* What the task asks:
Please output every line of the material as it stands, without the pictures.

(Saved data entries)
▽
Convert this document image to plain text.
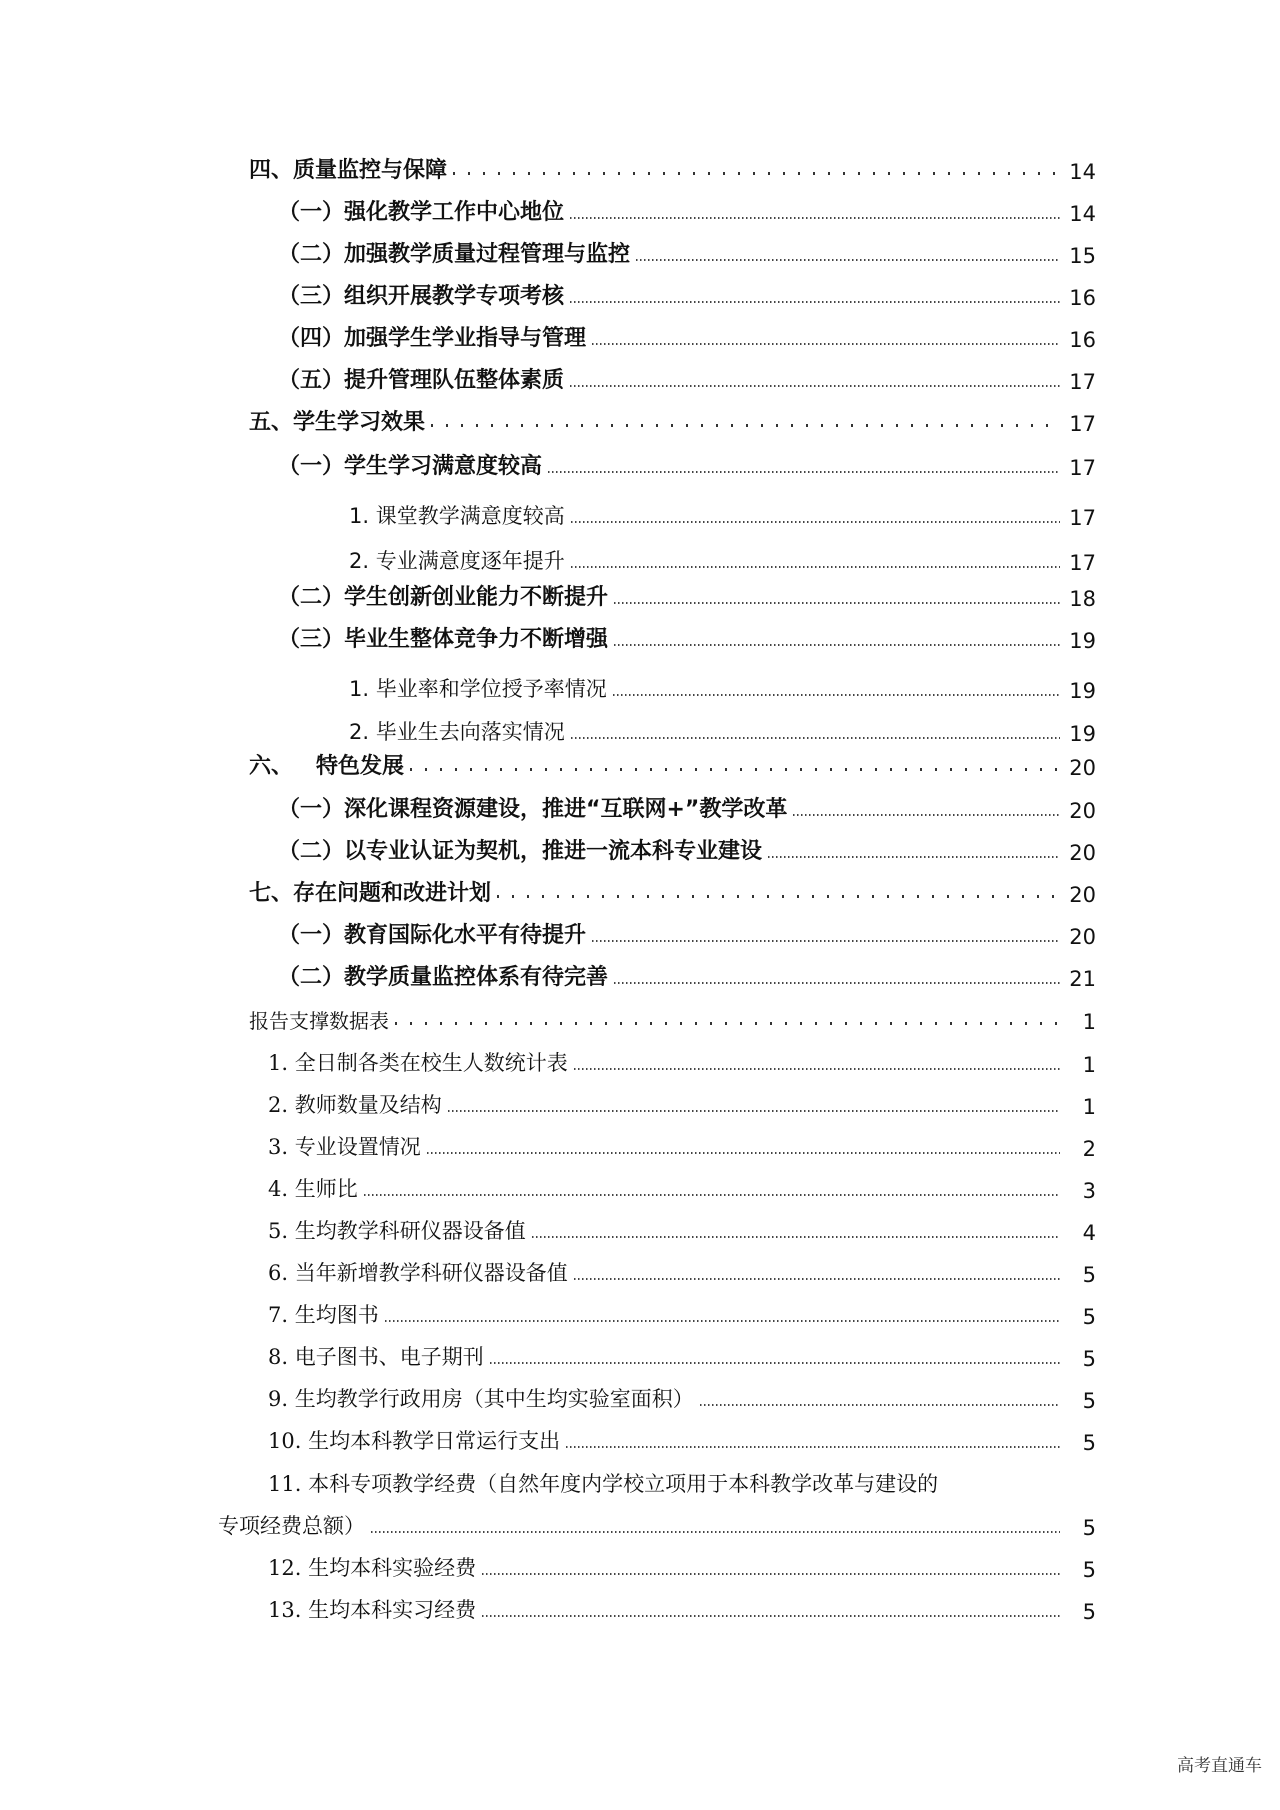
四、质量监控与保障	14
（一）强化教学工作中心地位	14
（二）加强教学质量过程管理与监控	15
（三）组织开展教学专项考核	16
（四）加强学生学业指导与管理	16
（五）提升管理队伍整体素质	17
五、学生学习效果	17
（一）学生学习满意度较高	17
1. 课堂教学满意度较高	17
2. 专业满意度逐年提升	17
（二）学生创新创业能力不断提升	18
（三）毕业生整体竞争力不断增强	19
1. 毕业率和学位授予率情况	19
2. 毕业生去向落实情况	19
六、   特色发展	20
（一）深化课程资源建设，推进“互联网+”教学改革	20
（二）以专业认证为契机，推进一流本科专业建设	20
七、存在问题和改进计划	20
（一）教育国际化水平有待提升	20
（二）教学质量监控体系有待完善	21
报告支撑数据表	1
1. 全日制各类在校生人数统计表	1
2. 教师数量及结构	1
3. 专业设置情况	2
4. 生师比	3
5. 生均教学科研仪器设备值	4
6. 当年新增教学科研仪器设备值	5
7. 生均图书	5
8. 电子图书、电子期刊	5
9. 生均教学行政用房（其中生均实验室面积）	5
10. 生均本科教学日常运行支出	5
11. 本科专项教学经费（自然年度内学校立项用于本科教学改革与建设的
专项经费总额）	5
12. 生均本科实验经费	5
13. 生均本科实习经费	5
高考直通车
△
* Complete response:
Convert this document image to plain text.
四、质量监控与保障	14
（一）强化教学工作中心地位	14
（二）加强教学质量过程管理与监控	15
（三）组织开展教学专项考核	16
（四）加强学生学业指导与管理	16
（五）提升管理队伍整体素质	17
五、学生学习效果	17
（一）学生学习满意度较高	17
1. 课堂教学满意度较高	17
2. 专业满意度逐年提升	17
（二）学生创新创业能力不断提升	18
（三）毕业生整体竞争力不断增强	19
1. 毕业率和学位授予率情况	19
2. 毕业生去向落实情况	19
六、   特色发展	20
（一）深化课程资源建设，推进“互联网+”教学改革	20
（二）以专业认证为契机，推进一流本科专业建设	20
七、存在问题和改进计划	20
（一）教育国际化水平有待提升	20
（二）教学质量监控体系有待完善	21
报告支撑数据表	1
1. 全日制各类在校生人数统计表	1
2. 教师数量及结构	1
3. 专业设置情况	2
4. 生师比	3
5. 生均教学科研仪器设备值	4
6. 当年新增教学科研仪器设备值	5
7. 生均图书	5
8. 电子图书、电子期刊	5
9. 生均教学行政用房（其中生均实验室面积）	5
10. 生均本科教学日常运行支出	5
11. 本科专项教学经费（自然年度内学校立项用于本科教学改革与建设的
专项经费总额）	5
12. 生均本科实验经费	5
13. 生均本科实习经费	5
高考直通车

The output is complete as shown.